■ **Challenge**
Reproduce the entries from the first line through the line containing "legend-item-cr12mov: CR12MOV圆钢: [334, 54, 463, 71]". Substitute "left-axis-label" for every "y-axis-left-label", leave all else unchanged, and output only those lines.

■ **Given entries**
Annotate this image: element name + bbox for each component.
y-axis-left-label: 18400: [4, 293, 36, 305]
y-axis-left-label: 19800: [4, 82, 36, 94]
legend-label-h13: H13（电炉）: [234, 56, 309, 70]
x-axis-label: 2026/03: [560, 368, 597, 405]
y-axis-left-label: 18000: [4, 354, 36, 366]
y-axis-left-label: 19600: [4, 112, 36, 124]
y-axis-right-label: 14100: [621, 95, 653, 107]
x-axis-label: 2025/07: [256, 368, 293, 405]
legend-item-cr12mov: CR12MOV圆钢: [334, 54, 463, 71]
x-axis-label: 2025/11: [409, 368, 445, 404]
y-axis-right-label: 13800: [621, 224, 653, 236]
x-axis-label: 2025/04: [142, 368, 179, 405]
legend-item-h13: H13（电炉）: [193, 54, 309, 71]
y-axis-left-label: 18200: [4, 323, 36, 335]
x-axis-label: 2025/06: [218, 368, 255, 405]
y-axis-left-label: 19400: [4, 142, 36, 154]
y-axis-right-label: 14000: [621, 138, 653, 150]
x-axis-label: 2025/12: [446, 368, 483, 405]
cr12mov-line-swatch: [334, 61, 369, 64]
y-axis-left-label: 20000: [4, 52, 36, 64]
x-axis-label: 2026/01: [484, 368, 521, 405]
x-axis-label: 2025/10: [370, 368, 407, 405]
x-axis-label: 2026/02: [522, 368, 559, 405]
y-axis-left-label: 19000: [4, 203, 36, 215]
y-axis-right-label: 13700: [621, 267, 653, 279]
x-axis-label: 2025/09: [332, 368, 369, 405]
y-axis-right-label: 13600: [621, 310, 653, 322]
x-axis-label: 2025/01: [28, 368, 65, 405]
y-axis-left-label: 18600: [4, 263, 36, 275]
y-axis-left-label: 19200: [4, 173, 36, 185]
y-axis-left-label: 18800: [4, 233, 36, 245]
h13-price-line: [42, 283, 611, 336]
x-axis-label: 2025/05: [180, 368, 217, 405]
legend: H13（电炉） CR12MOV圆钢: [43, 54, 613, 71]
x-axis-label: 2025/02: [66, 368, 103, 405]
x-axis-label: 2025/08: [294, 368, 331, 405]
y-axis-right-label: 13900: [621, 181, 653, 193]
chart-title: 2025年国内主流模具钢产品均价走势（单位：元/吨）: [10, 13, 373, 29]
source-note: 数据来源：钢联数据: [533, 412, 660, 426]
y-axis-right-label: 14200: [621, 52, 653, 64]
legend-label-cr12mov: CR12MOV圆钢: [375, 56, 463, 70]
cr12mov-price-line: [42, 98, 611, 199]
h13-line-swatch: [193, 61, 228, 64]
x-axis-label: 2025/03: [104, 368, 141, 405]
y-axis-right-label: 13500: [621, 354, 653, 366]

■ **Task output**
Annotate this image: element name + bbox for each component.
left-axis-label: 18400: [4, 293, 36, 305]
left-axis-label: 19800: [4, 82, 36, 94]
legend-label-h13: H13（电炉）: [234, 56, 309, 70]
x-axis-label: 2026/03: [560, 368, 597, 405]
left-axis-label: 18000: [4, 354, 36, 366]
left-axis-label: 19600: [4, 112, 36, 124]
y-axis-right-label: 14100: [621, 95, 653, 107]
x-axis-label: 2025/07: [256, 368, 293, 405]
legend-item-cr12mov: CR12MOV圆钢: [334, 54, 463, 71]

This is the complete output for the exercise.